WHAT YOU WILL DO: All of the lines below are to be printed again exactly; images are excluded from the output.

TASK INPUTS:

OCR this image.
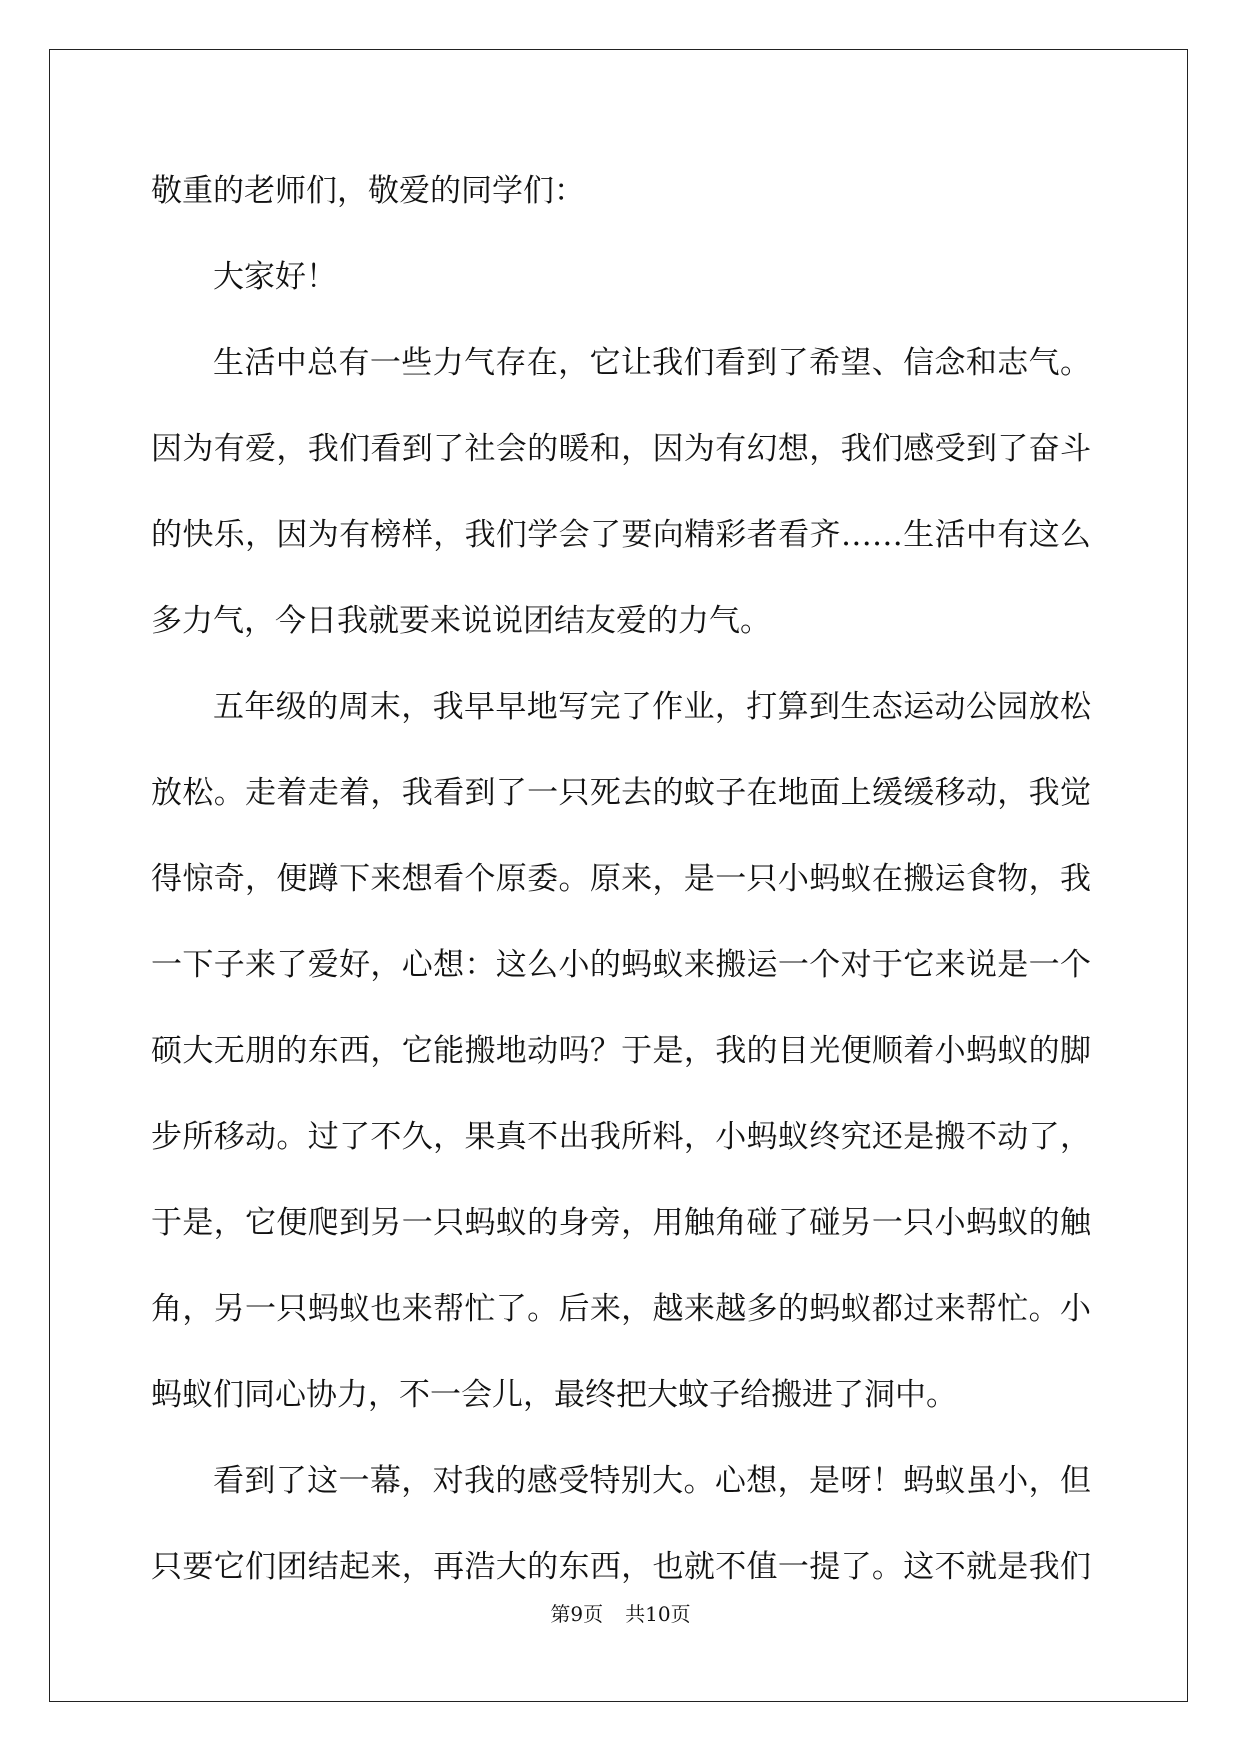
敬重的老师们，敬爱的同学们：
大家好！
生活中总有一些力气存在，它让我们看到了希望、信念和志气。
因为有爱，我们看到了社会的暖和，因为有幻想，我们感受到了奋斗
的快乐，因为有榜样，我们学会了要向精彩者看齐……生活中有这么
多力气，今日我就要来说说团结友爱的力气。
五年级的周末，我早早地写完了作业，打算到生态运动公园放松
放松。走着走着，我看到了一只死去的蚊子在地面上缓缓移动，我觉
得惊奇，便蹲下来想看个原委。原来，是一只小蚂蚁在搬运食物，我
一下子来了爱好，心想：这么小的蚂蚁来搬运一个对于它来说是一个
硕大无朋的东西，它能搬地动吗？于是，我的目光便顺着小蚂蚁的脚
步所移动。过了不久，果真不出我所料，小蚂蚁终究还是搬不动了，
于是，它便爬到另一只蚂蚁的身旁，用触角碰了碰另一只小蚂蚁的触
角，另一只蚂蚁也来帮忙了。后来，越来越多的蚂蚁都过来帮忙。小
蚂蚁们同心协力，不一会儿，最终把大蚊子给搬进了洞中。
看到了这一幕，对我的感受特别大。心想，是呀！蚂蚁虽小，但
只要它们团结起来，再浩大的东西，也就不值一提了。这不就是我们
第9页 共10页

SOLVED PROBLEM:
OCR this image.
敬重的老师们，敬爱的同学们：
大家好！
生活中总有一些力气存在，它让我们看到了希望、信念和志气。
因为有爱，我们看到了社会的暖和，因为有幻想，我们感受到了奋斗
的快乐，因为有榜样，我们学会了要向精彩者看齐……生活中有这么
多力气，今日我就要来说说团结友爱的力气。
五年级的周末，我早早地写完了作业，打算到生态运动公园放松
放松。走着走着，我看到了一只死去的蚊子在地面上缓缓移动，我觉
得惊奇，便蹲下来想看个原委。原来，是一只小蚂蚁在搬运食物，我
一下子来了爱好，心想：这么小的蚂蚁来搬运一个对于它来说是一个
硕大无朋的东西，它能搬地动吗？于是，我的目光便顺着小蚂蚁的脚
步所移动。过了不久，果真不出我所料，小蚂蚁终究还是搬不动了，
于是，它便爬到另一只蚂蚁的身旁，用触角碰了碰另一只小蚂蚁的触
角，另一只蚂蚁也来帮忙了。后来，越来越多的蚂蚁都过来帮忙。小
蚂蚁们同心协力，不一会儿，最终把大蚊子给搬进了洞中。
看到了这一幕，对我的感受特别大。心想，是呀！蚂蚁虽小，但
只要它们团结起来，再浩大的东西，也就不值一提了。这不就是我们
第9页 共10页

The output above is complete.